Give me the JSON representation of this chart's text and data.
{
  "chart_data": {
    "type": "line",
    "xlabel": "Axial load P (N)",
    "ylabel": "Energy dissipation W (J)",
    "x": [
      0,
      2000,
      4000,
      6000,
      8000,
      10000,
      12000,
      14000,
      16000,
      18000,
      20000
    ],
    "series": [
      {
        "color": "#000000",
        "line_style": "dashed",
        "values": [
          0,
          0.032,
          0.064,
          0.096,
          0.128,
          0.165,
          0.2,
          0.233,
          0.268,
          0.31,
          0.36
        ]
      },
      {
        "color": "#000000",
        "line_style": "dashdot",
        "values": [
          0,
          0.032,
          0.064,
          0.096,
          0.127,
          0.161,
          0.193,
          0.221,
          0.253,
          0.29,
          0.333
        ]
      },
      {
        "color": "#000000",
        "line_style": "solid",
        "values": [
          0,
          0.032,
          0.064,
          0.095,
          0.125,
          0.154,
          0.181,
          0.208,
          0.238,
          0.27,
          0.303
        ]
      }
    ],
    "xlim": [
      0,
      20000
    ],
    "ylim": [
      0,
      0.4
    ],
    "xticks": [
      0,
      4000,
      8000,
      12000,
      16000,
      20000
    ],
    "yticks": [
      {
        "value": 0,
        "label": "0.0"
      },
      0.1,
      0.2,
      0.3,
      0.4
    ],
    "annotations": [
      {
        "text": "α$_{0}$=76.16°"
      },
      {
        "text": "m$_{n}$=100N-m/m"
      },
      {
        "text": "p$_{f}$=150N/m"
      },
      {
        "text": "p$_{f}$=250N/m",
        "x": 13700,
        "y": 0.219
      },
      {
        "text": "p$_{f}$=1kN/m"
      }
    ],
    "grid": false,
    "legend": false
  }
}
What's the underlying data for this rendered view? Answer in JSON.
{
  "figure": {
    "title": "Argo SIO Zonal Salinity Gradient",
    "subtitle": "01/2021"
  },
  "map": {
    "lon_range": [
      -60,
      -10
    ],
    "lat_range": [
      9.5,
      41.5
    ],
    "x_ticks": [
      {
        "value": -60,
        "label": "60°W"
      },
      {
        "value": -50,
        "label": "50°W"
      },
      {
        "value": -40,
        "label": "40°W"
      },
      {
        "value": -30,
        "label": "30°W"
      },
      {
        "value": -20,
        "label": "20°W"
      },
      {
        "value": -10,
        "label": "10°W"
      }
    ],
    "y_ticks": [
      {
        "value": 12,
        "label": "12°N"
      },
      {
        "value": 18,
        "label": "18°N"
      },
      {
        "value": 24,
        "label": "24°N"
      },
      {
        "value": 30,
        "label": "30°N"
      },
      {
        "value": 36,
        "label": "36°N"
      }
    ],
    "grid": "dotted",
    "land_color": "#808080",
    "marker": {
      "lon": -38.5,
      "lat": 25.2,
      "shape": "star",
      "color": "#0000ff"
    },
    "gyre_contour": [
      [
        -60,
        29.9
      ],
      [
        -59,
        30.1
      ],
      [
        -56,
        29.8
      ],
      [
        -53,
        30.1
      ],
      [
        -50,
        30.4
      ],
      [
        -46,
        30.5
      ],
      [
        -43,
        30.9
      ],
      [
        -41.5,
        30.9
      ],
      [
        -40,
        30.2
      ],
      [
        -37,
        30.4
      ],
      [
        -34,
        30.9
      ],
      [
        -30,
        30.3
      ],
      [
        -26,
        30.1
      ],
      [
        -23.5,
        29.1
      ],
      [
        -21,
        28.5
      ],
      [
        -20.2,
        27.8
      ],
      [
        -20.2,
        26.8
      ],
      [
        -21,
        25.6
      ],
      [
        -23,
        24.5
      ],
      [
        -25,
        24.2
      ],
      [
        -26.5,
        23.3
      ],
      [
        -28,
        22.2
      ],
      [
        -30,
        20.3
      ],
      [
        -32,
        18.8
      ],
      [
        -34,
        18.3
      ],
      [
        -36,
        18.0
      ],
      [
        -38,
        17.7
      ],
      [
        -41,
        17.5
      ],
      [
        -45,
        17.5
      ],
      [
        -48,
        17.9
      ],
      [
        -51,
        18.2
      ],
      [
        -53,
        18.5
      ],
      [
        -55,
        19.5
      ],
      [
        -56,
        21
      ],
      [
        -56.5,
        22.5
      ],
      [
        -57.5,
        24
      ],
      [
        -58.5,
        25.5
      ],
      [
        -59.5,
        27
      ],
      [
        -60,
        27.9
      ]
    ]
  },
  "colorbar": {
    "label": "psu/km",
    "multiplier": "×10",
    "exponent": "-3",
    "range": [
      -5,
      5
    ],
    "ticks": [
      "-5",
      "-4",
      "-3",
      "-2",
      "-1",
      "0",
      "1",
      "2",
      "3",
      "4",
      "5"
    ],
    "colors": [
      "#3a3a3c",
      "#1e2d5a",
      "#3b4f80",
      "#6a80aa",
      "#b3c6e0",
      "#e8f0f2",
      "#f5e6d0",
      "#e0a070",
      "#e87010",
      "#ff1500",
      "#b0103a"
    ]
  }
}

=======

# [Task directions]
Check each line of the data above for the word "text" and say how many lines have it. Give the number alone.

# [Expected answer]
6